MENTORAT | 14:56  Dans son programme de mentoring, l'association Pacte met en relation des jeunes femmes avec des entrepreneures expérimentées. Une solidarité qui permet à celles qui souhaitent se développer professionnellement de recevoir appui et conseils.




Cécile Denayrouse | 09-06-2007 | 14:56

Il y a près d'un an, Delphine Depery, 30 ans, s'apprêtait à monter son
entreprise dans la communication. Comme toute nouvelle venue dans le
monde impitoyable de la création d'entreprise, elle avait des questions
plein la tête. C'est tout naturellement qu'elle s'est tournée vers l'association Pacte, à laquelle sa mère appartenait déjà.

 

Au programme: une dizaine d'ateliers et de cours axés sur le marketing
de soi, la gestion de projet et l'évolution personnelle. Et bien sûr,
le concept phare du mentoring: être mise en relation avec une marraine
– une «menta» dans le jargon de l'association Pacte - évoluant dans la
même sphère professionnelle, qui lui prodiguera conseils et coups de
pouce de façon bénévole.

[Données fournies]

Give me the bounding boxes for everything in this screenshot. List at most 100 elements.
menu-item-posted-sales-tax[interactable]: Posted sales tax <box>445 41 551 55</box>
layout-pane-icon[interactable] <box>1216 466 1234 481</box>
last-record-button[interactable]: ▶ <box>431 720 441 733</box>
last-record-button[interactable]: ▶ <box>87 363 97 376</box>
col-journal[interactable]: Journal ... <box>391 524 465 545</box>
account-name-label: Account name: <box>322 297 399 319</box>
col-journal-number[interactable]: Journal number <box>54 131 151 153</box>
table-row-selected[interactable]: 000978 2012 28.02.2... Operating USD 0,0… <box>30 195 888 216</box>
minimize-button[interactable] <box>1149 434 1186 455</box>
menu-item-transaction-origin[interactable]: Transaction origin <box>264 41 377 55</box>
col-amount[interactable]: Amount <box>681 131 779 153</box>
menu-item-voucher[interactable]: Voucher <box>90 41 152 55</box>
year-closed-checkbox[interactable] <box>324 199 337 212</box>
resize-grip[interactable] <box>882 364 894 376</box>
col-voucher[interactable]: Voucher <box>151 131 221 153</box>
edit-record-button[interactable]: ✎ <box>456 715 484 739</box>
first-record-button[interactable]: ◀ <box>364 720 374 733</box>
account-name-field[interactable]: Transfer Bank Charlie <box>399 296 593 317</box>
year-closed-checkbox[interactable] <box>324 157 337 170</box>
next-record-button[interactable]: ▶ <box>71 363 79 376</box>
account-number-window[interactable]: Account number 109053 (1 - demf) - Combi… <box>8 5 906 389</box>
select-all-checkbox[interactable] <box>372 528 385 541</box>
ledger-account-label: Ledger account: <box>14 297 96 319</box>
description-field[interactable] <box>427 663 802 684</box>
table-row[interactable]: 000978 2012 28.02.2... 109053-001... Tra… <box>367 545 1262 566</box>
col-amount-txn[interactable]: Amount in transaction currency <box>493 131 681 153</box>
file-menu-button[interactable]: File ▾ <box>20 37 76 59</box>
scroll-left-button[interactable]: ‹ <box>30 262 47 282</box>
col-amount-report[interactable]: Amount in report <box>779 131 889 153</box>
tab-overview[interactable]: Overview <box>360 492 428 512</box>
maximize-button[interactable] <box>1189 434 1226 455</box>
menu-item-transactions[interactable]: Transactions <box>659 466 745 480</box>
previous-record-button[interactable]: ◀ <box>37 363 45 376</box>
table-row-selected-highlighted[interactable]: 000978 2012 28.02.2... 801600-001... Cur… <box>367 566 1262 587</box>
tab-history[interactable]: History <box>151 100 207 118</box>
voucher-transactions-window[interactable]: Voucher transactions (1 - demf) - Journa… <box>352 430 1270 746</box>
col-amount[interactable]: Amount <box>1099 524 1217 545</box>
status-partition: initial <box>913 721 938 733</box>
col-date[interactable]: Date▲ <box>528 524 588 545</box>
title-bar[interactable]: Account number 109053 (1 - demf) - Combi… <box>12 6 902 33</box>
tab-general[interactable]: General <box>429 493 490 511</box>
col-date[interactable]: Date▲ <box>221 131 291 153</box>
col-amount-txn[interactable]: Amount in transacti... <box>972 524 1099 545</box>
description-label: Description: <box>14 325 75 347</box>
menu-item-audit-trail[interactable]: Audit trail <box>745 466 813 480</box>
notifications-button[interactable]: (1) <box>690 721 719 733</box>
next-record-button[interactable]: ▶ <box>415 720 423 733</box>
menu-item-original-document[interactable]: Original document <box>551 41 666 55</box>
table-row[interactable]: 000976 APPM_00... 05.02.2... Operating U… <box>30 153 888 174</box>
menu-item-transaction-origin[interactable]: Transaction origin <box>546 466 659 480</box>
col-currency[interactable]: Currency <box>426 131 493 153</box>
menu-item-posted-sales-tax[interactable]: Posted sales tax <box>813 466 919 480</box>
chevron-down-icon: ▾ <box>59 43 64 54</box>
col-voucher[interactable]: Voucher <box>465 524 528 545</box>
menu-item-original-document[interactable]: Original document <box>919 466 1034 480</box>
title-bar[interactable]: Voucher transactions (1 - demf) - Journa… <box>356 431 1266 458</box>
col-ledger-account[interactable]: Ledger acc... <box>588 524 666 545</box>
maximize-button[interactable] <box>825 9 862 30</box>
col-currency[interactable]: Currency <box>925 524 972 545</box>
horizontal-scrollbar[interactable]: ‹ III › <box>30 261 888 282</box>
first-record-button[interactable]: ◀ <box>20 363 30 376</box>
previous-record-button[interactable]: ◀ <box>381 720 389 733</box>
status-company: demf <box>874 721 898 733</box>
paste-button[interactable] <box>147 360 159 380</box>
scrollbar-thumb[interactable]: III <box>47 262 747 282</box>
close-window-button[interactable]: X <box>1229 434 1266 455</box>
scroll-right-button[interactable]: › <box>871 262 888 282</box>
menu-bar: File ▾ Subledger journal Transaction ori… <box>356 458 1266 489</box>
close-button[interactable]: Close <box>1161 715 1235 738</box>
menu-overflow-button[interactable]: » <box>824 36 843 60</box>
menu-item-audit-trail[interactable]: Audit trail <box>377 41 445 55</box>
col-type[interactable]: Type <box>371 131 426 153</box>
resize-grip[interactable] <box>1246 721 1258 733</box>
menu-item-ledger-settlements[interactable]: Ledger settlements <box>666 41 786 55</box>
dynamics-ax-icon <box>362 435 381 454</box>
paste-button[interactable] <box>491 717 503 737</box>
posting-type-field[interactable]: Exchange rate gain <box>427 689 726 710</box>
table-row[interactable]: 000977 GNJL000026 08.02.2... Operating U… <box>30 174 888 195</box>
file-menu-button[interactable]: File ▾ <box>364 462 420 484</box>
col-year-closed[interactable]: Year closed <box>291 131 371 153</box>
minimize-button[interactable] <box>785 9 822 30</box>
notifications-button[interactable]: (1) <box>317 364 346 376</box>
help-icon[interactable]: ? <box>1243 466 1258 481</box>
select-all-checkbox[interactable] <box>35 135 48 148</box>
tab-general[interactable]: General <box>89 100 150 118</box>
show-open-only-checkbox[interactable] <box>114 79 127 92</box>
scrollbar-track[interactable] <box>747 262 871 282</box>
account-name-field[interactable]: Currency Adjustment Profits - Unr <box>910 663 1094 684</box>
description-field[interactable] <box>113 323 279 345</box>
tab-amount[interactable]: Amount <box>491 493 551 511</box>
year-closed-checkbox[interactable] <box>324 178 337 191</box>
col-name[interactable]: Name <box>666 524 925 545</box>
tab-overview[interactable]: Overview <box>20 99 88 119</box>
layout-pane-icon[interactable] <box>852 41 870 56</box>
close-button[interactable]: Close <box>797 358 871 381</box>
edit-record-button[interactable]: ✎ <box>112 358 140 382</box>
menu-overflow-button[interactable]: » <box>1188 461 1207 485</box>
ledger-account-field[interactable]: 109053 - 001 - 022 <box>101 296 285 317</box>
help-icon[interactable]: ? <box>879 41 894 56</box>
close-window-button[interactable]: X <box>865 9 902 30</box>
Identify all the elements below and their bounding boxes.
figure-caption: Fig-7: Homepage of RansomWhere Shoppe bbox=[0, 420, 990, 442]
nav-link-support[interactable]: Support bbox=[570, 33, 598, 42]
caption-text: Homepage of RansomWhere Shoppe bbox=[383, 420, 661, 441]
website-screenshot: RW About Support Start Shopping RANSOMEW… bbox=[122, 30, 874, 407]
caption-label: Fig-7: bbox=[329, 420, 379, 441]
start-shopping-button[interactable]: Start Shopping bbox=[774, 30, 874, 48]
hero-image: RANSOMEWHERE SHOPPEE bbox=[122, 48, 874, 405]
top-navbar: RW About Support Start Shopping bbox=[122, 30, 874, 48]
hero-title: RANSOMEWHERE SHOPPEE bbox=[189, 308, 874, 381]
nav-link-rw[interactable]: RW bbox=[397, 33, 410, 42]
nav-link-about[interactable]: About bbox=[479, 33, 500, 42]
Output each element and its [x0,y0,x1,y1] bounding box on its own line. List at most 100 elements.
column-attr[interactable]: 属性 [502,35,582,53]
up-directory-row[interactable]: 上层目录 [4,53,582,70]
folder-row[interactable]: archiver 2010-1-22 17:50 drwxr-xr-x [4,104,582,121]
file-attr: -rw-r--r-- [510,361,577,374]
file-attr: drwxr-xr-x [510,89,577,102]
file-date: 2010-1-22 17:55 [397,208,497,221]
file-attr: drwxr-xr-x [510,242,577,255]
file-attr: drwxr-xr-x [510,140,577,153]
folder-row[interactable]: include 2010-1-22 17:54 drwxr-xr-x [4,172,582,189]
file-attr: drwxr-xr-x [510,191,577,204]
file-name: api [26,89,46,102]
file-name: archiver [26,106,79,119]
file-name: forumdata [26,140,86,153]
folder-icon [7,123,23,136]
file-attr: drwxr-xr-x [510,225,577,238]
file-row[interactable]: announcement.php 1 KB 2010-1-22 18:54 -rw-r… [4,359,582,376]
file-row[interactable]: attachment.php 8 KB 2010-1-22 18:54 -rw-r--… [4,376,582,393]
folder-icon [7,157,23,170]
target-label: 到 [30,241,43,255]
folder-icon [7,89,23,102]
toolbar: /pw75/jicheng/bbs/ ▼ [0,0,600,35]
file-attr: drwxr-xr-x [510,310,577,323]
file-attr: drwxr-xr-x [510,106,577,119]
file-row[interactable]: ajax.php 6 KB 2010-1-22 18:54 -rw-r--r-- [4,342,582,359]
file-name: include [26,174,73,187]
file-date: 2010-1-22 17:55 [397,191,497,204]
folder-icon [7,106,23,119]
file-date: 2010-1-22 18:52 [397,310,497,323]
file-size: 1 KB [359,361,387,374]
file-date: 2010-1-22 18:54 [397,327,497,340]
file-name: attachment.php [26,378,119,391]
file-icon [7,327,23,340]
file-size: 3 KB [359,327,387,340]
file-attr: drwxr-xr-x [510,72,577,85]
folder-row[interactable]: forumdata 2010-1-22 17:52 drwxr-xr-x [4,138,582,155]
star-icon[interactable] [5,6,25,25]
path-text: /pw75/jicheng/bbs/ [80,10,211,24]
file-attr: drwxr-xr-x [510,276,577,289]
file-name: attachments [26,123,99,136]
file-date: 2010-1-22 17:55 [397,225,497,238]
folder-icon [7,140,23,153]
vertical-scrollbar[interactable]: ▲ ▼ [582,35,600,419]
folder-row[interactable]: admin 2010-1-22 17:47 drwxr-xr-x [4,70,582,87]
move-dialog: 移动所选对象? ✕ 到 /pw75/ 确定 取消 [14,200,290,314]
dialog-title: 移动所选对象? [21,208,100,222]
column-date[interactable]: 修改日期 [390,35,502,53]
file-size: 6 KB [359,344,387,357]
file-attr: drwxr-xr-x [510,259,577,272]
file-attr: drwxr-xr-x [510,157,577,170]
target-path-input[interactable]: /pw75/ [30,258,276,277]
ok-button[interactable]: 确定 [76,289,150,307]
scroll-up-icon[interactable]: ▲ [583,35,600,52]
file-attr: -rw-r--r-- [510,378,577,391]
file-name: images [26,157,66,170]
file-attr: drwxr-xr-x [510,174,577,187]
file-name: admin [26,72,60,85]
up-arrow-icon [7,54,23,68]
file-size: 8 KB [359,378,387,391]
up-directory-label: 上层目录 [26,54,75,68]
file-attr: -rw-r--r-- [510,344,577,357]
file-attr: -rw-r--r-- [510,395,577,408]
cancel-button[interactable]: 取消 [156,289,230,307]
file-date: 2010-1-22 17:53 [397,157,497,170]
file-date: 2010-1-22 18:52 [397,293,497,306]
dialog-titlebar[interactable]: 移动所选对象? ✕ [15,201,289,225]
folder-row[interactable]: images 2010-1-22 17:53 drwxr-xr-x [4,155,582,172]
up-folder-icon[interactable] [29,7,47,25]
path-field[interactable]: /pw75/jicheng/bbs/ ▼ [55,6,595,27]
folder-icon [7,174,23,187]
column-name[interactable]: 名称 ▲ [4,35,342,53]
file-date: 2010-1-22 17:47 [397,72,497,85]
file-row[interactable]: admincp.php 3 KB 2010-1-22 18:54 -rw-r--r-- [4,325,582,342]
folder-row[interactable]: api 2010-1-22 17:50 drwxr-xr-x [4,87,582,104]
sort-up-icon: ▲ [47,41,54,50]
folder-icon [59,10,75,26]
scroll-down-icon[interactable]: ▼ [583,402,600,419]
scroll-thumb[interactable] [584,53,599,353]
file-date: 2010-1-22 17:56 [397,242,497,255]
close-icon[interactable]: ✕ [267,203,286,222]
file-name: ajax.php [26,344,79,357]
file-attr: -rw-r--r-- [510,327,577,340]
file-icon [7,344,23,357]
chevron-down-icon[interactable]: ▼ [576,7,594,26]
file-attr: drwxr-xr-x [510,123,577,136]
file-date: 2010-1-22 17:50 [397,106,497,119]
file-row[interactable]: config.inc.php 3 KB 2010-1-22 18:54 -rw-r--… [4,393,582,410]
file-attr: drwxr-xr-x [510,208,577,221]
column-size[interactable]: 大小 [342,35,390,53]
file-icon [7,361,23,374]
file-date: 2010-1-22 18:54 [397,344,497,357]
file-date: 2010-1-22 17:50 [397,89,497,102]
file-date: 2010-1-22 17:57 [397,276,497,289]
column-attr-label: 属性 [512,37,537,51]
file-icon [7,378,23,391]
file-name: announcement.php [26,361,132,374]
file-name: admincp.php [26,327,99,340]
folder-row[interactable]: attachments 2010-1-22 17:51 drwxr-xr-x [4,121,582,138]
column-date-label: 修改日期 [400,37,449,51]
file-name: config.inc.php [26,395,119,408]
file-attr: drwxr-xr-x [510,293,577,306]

[Consigne]
Veuillez recopier mot pour mot l'extrait sur le mentorat de l'association Pacte, depuis « Il y a près » jusqu'à « de façon bénévole. » inclus.

[Réponse attendue]
Il y a près d'un an, Delphine Depery, 30 ans, s'apprêtait à monter son
entreprise dans la communication. Comme toute nouvelle venue dans le
monde impitoyable de la création d'entreprise, elle avait des questions
plein la tête. C'est tout naturellement qu'elle s'est tournée vers l'association Pacte, à laquelle sa mère appartenait déjà.

 

Au programme: une dizaine d'ateliers et de cours axés sur le marketing
de soi, la gestion de projet et l'évolution personnelle. Et bien sûr,
le concept phare du mentoring: être mise en relation avec une marraine
– une «menta» dans le jargon de l'association Pacte - évoluant dans la
même sphère professionnelle, qui lui prodiguera conseils et coups de
pouce de façon bénévole.